··· RECORDS PROVIDED

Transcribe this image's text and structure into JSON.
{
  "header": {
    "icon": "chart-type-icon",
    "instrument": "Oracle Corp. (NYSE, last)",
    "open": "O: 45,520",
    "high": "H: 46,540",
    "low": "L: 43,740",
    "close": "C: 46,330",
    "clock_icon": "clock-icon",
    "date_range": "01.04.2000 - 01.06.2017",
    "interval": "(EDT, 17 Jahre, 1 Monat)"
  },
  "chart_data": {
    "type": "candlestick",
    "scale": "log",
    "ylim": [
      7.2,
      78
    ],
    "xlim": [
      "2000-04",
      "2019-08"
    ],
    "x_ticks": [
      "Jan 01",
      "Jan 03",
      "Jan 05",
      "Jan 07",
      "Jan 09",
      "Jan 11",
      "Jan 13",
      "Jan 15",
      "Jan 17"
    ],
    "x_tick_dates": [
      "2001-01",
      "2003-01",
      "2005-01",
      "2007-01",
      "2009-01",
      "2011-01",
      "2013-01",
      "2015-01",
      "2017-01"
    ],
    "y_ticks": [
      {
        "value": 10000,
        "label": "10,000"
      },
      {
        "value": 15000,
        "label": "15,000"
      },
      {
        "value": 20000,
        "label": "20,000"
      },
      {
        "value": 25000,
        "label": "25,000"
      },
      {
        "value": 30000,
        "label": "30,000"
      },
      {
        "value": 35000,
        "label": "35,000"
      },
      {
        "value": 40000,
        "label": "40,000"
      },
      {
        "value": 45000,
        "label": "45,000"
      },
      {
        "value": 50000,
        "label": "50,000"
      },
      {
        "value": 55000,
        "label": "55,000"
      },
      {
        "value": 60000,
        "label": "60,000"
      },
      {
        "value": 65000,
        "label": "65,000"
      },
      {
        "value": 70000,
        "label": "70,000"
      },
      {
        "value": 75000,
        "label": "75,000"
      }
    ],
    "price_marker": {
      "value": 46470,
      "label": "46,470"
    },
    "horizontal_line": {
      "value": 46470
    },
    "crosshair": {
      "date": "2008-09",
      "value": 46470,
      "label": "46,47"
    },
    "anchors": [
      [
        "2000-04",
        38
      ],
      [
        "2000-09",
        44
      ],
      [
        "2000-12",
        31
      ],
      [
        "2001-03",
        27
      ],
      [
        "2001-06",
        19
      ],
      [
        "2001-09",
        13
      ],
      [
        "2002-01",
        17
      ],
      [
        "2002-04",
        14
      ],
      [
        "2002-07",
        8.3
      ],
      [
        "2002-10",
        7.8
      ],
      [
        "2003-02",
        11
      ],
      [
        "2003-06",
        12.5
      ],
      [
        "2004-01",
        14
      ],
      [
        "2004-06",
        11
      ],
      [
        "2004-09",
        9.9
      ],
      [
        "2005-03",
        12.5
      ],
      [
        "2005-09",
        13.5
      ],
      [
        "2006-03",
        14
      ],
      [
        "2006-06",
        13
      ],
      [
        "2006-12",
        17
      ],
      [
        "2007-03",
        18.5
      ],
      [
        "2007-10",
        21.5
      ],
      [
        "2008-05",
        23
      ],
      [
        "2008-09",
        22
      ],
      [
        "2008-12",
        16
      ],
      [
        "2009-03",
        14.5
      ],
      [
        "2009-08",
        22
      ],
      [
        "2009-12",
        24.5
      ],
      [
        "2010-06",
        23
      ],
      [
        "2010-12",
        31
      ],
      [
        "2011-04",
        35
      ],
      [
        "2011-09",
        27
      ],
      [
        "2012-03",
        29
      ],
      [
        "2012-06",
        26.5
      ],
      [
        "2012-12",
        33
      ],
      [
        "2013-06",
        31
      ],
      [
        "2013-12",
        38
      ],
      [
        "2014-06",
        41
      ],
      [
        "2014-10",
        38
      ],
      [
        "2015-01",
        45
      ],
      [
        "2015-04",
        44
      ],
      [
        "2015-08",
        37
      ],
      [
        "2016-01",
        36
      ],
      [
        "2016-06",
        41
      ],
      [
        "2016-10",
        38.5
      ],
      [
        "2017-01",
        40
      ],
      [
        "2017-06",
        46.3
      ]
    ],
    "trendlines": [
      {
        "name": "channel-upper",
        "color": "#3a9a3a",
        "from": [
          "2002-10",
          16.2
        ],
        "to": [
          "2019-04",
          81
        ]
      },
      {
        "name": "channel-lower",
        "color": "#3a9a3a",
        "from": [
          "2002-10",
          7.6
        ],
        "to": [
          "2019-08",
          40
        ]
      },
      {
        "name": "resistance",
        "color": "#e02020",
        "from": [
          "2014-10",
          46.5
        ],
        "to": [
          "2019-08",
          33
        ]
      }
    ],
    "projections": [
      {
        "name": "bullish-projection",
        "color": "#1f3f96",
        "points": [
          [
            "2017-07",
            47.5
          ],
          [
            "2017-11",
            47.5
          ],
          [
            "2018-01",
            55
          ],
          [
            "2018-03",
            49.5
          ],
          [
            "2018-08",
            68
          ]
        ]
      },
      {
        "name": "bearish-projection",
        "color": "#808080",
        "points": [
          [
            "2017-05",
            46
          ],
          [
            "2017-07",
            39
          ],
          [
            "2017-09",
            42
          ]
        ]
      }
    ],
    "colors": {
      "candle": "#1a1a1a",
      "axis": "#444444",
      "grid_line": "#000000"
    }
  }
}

······

THE PROBLEM. Go through the records above and set each one down exactly, please.

EXPECTED OUTPUT.
Transcribe this image's text and structure into JSON.
{
  "header": {
    "icon": "chart-type-icon",
    "instrument": "Oracle Corp. (NYSE, last)",
    "open": "O: 45,520",
    "high": "H: 46,540",
    "low": "L: 43,740",
    "close": "C: 46,330",
    "clock_icon": "clock-icon",
    "date_range": "01.04.2000 - 01.06.2017",
    "interval": "(EDT, 17 Jahre, 1 Monat)"
  },
  "chart_data": {
    "type": "candlestick",
    "scale": "log",
    "ylim": [
      7.2,
      78
    ],
    "xlim": [
      "2000-04",
      "2019-08"
    ],
    "x_ticks": [
      "Jan 01",
      "Jan 03",
      "Jan 05",
      "Jan 07",
      "Jan 09",
      "Jan 11",
      "Jan 13",
      "Jan 15",
      "Jan 17"
    ],
    "x_tick_dates": [
      "2001-01",
      "2003-01",
      "2005-01",
      "2007-01",
      "2009-01",
      "2011-01",
      "2013-01",
      "2015-01",
      "2017-01"
    ],
    "y_ticks": [
      {
        "value": 10000,
        "label": "10,000"
      },
      {
        "value": 15000,
        "label": "15,000"
      },
      {
        "value": 20000,
        "label": "20,000"
      },
      {
        "value": 25000,
        "label": "25,000"
      },
      {
        "value": 30000,
        "label": "30,000"
      },
      {
        "value": 35000,
        "label": "35,000"
      },
      {
        "value": 40000,
        "label": "40,000"
      },
      {
        "value": 45000,
        "label": "45,000"
      },
      {
        "value": 50000,
        "label": "50,000"
      },
      {
        "value": 55000,
        "label": "55,000"
      },
      {
        "value": 60000,
        "label": "60,000"
      },
      {
        "value": 65000,
        "label": "65,000"
      },
      {
        "value": 70000,
        "label": "70,000"
      },
      {
        "value": 75000,
        "label": "75,000"
      }
    ],
    "price_marker": {
      "value": 46470,
      "label": "46,470"
    },
    "horizontal_line": {
      "value": 46470
    },
    "crosshair": {
      "date": "2008-09",
      "value": 46470,
      "label": "46,47"
    },
    "anchors": [
      [
        "2000-04",
        38
      ],
      [
        "2000-09",
        44
      ],
      [
        "2000-12",
        31
      ],
      [
        "2001-03",
        27
      ],
      [
        "2001-06",
        19
      ],
      [
        "2001-09",
        13
      ],
      [
        "2002-01",
        17
      ],
      [
        "2002-04",
        14
      ],
      [
        "2002-07",
        8.3
      ],
      [
        "2002-10",
        7.8
      ],
      [
        "2003-02",
        11
      ],
      [
        "2003-06",
        12.5
      ],
      [
        "2004-01",
        14
      ],
      [
        "2004-06",
        11
      ],
      [
        "2004-09",
        9.9
      ],
      [
        "2005-03",
        12.5
      ],
      [
        "2005-09",
        13.5
      ],
      [
        "2006-03",
        14
      ],
      [
        "2006-06",
        13
      ],
      [
        "2006-12",
        17
      ],
      [
        "2007-03",
        18.5
      ],
      [
        "2007-10",
        21.5
      ],
      [
        "2008-05",
        23
      ],
      [
        "2008-09",
        22
      ],
      [
        "2008-12",
        16
      ],
      [
        "2009-03",
        14.5
      ],
      [
        "2009-08",
        22
      ],
      [
        "2009-12",
        24.5
      ],
      [
        "2010-06",
        23
      ],
      [
        "2010-12",
        31
      ],
      [
        "2011-04",
        35
      ],
      [
        "2011-09",
        27
      ],
      [
        "2012-03",
        29
      ],
      [
        "2012-06",
        26.5
      ],
      [
        "2012-12",
        33
      ],
      [
        "2013-06",
        31
      ],
      [
        "2013-12",
        38
      ],
      [
        "2014-06",
        41
      ],
      [
        "2014-10",
        38
      ],
      [
        "2015-01",
        45
      ],
      [
        "2015-04",
        44
      ],
      [
        "2015-08",
        37
      ],
      [
        "2016-01",
        36
      ],
      [
        "2016-06",
        41
      ],
      [
        "2016-10",
        38.5
      ],
      [
        "2017-01",
        40
      ],
      [
        "2017-06",
        46.3
      ]
    ],
    "trendlines": [
      {
        "name": "channel-upper",
        "color": "#3a9a3a",
        "from": [
          "2002-10",
          16.2
        ],
        "to": [
          "2019-04",
          81
        ]
      },
      {
        "name": "channel-lower",
        "color": "#3a9a3a",
        "from": [
          "2002-10",
          7.6
        ],
        "to": [
          "2019-08",
          40
        ]
      },
      {
        "name": "resistance",
        "color": "#e02020",
        "from": [
          "2014-10",
          46.5
        ],
        "to": [
          "2019-08",
          33
        ]
      }
    ],
    "projections": [
      {
        "name": "bullish-projection",
        "color": "#1f3f96",
        "points": [
          [
            "2017-07",
            47.5
          ],
          [
            "2017-11",
            47.5
          ],
          [
            "2018-01",
            55
          ],
          [
            "2018-03",
            49.5
          ],
          [
            "2018-08",
            68
          ]
        ]
      },
      {
        "name": "bearish-projection",
        "color": "#808080",
        "points": [
          [
            "2017-05",
            46
          ],
          [
            "2017-07",
            39
          ],
          [
            "2017-09",
            42
          ]
        ]
      }
    ],
    "colors": {
      "candle": "#1a1a1a",
      "axis": "#444444",
      "grid_line": "#000000"
    }
  }
}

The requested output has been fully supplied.